# EXERCISE PROMPT
Copy each line exactly.

>> begin DATA FOR THE TASK

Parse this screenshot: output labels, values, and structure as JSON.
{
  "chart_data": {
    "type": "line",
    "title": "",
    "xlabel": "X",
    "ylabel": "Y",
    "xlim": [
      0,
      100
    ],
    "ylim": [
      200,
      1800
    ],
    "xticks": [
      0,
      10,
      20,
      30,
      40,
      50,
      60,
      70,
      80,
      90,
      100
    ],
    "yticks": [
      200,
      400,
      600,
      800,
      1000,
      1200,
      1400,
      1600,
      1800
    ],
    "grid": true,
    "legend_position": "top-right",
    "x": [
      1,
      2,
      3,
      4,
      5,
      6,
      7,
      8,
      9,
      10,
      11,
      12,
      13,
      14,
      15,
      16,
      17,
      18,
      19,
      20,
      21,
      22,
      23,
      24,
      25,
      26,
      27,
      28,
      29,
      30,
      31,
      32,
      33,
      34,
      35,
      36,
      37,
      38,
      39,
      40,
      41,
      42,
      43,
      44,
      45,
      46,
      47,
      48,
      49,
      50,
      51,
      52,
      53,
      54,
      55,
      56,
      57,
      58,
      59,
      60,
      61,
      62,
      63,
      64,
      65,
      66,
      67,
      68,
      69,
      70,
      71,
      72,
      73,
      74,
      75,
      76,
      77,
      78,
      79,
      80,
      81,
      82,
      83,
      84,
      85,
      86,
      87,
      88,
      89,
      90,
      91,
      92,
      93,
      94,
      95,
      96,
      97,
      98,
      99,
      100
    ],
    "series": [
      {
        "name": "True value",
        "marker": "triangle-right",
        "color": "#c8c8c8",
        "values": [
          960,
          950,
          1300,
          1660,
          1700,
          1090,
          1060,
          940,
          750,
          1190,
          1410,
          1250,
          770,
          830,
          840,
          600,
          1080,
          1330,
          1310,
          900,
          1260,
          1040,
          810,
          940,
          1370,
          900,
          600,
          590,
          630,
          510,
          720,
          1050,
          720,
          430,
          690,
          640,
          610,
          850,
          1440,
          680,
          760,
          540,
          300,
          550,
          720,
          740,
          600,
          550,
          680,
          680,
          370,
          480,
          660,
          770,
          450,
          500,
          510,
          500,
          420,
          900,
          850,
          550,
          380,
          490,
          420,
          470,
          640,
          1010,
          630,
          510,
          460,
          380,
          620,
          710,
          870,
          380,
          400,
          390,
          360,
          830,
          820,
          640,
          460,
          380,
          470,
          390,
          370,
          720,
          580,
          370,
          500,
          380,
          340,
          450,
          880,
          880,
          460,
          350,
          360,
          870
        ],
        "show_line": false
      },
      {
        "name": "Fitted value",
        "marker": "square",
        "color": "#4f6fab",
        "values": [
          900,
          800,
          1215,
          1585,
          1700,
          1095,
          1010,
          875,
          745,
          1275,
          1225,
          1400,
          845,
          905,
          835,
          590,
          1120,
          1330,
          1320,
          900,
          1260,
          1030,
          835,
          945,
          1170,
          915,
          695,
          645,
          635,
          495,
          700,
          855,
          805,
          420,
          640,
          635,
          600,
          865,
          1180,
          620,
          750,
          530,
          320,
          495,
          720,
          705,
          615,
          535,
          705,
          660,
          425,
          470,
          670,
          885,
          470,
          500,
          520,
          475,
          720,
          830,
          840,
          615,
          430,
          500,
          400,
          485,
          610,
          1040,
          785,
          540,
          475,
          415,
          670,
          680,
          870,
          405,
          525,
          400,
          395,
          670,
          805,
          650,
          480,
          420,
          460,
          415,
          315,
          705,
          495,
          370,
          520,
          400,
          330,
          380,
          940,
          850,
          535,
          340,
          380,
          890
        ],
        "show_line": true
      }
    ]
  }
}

>> end DATA FOR THE TASK

# RESPONSE TO THE TASK
Parse this screenshot: output labels, values, and structure as JSON.
{
  "chart_data": {
    "type": "line",
    "title": "",
    "xlabel": "X",
    "ylabel": "Y",
    "xlim": [
      0,
      100
    ],
    "ylim": [
      200,
      1800
    ],
    "xticks": [
      0,
      10,
      20,
      30,
      40,
      50,
      60,
      70,
      80,
      90,
      100
    ],
    "yticks": [
      200,
      400,
      600,
      800,
      1000,
      1200,
      1400,
      1600,
      1800
    ],
    "grid": true,
    "legend_position": "top-right",
    "x": [
      1,
      2,
      3,
      4,
      5,
      6,
      7,
      8,
      9,
      10,
      11,
      12,
      13,
      14,
      15,
      16,
      17,
      18,
      19,
      20,
      21,
      22,
      23,
      24,
      25,
      26,
      27,
      28,
      29,
      30,
      31,
      32,
      33,
      34,
      35,
      36,
      37,
      38,
      39,
      40,
      41,
      42,
      43,
      44,
      45,
      46,
      47,
      48,
      49,
      50,
      51,
      52,
      53,
      54,
      55,
      56,
      57,
      58,
      59,
      60,
      61,
      62,
      63,
      64,
      65,
      66,
      67,
      68,
      69,
      70,
      71,
      72,
      73,
      74,
      75,
      76,
      77,
      78,
      79,
      80,
      81,
      82,
      83,
      84,
      85,
      86,
      87,
      88,
      89,
      90,
      91,
      92,
      93,
      94,
      95,
      96,
      97,
      98,
      99,
      100
    ],
    "series": [
      {
        "name": "True value",
        "marker": "triangle-right",
        "color": "#c8c8c8",
        "values": [
          960,
          950,
          1300,
          1660,
          1700,
          1090,
          1060,
          940,
          750,
          1190,
          1410,
          1250,
          770,
          830,
          840,
          600,
          1080,
          1330,
          1310,
          900,
          1260,
          1040,
          810,
          940,
          1370,
          900,
          600,
          590,
          630,
          510,
          720,
          1050,
          720,
          430,
          690,
          640,
          610,
          850,
          1440,
          680,
          760,
          540,
          300,
          550,
          720,
          740,
          600,
          550,
          680,
          680,
          370,
          480,
          660,
          770,
          450,
          500,
          510,
          500,
          420,
          900,
          850,
          550,
          380,
          490,
          420,
          470,
          640,
          1010,
          630,
          510,
          460,
          380,
          620,
          710,
          870,
          380,
          400,
          390,
          360,
          830,
          820,
          640,
          460,
          380,
          470,
          390,
          370,
          720,
          580,
          370,
          500,
          380,
          340,
          450,
          880,
          880,
          460,
          350,
          360,
          870
        ],
        "show_line": false
      },
      {
        "name": "Fitted value",
        "marker": "square",
        "color": "#4f6fab",
        "values": [
          900,
          800,
          1215,
          1585,
          1700,
          1095,
          1010,
          875,
          745,
          1275,
          1225,
          1400,
          845,
          905,
          835,
          590,
          1120,
          1330,
          1320,
          900,
          1260,
          1030,
          835,
          945,
          1170,
          915,
          695,
          645,
          635,
          495,
          700,
          855,
          805,
          420,
          640,
          635,
          600,
          865,
          1180,
          620,
          750,
          530,
          320,
          495,
          720,
          705,
          615,
          535,
          705,
          660,
          425,
          470,
          670,
          885,
          470,
          500,
          520,
          475,
          720,
          830,
          840,
          615,
          430,
          500,
          400,
          485,
          610,
          1040,
          785,
          540,
          475,
          415,
          670,
          680,
          870,
          405,
          525,
          400,
          395,
          670,
          805,
          650,
          480,
          420,
          460,
          415,
          315,
          705,
          495,
          370,
          520,
          400,
          330,
          380,
          940,
          850,
          535,
          340,
          380,
          890
        ],
        "show_line": true
      }
    ]
  }
}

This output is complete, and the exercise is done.